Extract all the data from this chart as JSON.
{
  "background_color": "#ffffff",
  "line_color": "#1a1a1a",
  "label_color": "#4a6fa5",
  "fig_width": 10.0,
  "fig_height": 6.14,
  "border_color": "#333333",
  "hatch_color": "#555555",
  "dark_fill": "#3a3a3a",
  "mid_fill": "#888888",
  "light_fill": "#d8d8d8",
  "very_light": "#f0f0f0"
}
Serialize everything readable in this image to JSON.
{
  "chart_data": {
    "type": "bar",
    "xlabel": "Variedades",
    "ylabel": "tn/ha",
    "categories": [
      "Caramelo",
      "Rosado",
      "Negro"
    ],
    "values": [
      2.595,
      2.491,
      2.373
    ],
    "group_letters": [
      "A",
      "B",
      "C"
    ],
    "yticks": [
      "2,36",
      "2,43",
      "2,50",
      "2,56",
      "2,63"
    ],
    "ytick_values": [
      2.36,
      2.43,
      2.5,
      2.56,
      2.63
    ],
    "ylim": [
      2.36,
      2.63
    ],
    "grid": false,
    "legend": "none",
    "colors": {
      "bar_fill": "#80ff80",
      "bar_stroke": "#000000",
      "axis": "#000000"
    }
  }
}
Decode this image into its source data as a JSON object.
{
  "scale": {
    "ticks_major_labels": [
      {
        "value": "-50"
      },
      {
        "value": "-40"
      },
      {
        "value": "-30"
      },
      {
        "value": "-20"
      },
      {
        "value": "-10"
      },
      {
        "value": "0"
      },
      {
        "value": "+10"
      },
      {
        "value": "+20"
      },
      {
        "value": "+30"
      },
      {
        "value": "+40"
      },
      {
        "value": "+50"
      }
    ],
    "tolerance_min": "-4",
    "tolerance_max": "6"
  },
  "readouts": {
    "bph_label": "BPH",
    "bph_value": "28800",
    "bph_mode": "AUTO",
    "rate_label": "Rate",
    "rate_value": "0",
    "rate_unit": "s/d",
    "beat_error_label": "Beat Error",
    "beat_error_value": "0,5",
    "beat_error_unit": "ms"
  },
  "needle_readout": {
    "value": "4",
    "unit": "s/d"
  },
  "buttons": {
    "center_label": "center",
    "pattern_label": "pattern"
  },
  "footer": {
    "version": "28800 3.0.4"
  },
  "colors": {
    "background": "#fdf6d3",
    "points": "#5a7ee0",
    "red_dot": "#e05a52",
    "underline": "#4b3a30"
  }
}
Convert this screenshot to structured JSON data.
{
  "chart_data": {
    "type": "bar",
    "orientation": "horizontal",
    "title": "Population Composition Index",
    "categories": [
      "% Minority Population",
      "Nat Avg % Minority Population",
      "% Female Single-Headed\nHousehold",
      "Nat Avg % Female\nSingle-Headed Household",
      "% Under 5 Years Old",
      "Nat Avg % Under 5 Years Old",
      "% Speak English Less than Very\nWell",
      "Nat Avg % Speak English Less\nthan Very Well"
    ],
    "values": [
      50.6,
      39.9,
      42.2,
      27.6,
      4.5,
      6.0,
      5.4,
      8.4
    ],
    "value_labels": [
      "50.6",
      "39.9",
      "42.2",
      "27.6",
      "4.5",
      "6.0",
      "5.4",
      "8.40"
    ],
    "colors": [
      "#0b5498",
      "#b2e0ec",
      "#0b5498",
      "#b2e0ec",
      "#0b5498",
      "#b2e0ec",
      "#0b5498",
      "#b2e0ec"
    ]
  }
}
━━━
Given task
Extract the full listing above without altering anything.

Solution to this task
Extract all the data from this chart as JSON.
{
  "background_color": "#ffffff",
  "line_color": "#1a1a1a",
  "label_color": "#4a6fa5",
  "fig_width": 10.0,
  "fig_height": 6.14,
  "border_color": "#333333",
  "hatch_color": "#555555",
  "dark_fill": "#3a3a3a",
  "mid_fill": "#888888",
  "light_fill": "#d8d8d8",
  "very_light": "#f0f0f0"
}
Serialize everything readable in this image to JSON.
{
  "chart_data": {
    "type": "bar",
    "xlabel": "Variedades",
    "ylabel": "tn/ha",
    "categories": [
      "Caramelo",
      "Rosado",
      "Negro"
    ],
    "values": [
      2.595,
      2.491,
      2.373
    ],
    "group_letters": [
      "A",
      "B",
      "C"
    ],
    "yticks": [
      "2,36",
      "2,43",
      "2,50",
      "2,56",
      "2,63"
    ],
    "ytick_values": [
      2.36,
      2.43,
      2.5,
      2.56,
      2.63
    ],
    "ylim": [
      2.36,
      2.63
    ],
    "grid": false,
    "legend": "none",
    "colors": {
      "bar_fill": "#80ff80",
      "bar_stroke": "#000000",
      "axis": "#000000"
    }
  }
}
Decode this image into its source data as a JSON object.
{
  "scale": {
    "ticks_major_labels": [
      {
        "value": "-50"
      },
      {
        "value": "-40"
      },
      {
        "value": "-30"
      },
      {
        "value": "-20"
      },
      {
        "value": "-10"
      },
      {
        "value": "0"
      },
      {
        "value": "+10"
      },
      {
        "value": "+20"
      },
      {
        "value": "+30"
      },
      {
        "value": "+40"
      },
      {
        "value": "+50"
      }
    ],
    "tolerance_min": "-4",
    "tolerance_max": "6"
  },
  "readouts": {
    "bph_label": "BPH",
    "bph_value": "28800",
    "bph_mode": "AUTO",
    "rate_label": "Rate",
    "rate_value": "0",
    "rate_unit": "s/d",
    "beat_error_label": "Beat Error",
    "beat_error_value": "0,5",
    "beat_error_unit": "ms"
  },
  "needle_readout": {
    "value": "4",
    "unit": "s/d"
  },
  "buttons": {
    "center_label": "center",
    "pattern_label": "pattern"
  },
  "footer": {
    "version": "28800 3.0.4"
  },
  "colors": {
    "background": "#fdf6d3",
    "points": "#5a7ee0",
    "red_dot": "#e05a52",
    "underline": "#4b3a30"
  }
}
Convert this screenshot to structured JSON data.
{
  "chart_data": {
    "type": "bar",
    "orientation": "horizontal",
    "title": "Population Composition Index",
    "categories": [
      "% Minority Population",
      "Nat Avg % Minority Population",
      "% Female Single-Headed\nHousehold",
      "Nat Avg % Female\nSingle-Headed Household",
      "% Under 5 Years Old",
      "Nat Avg % Under 5 Years Old",
      "% Speak English Less than Very\nWell",
      "Nat Avg % Speak English Less\nthan Very Well"
    ],
    "values": [
      50.6,
      39.9,
      42.2,
      27.6,
      4.5,
      6.0,
      5.4,
      8.4
    ],
    "value_labels": [
      "50.6",
      "39.9",
      "42.2",
      "27.6",
      "4.5",
      "6.0",
      "5.4",
      "8.40"
    ],
    "colors": [
      "#0b5498",
      "#b2e0ec",
      "#0b5498",
      "#b2e0ec",
      "#0b5498",
      "#b2e0ec",
      "#0b5498",
      "#b2e0ec"
    ]
  }
}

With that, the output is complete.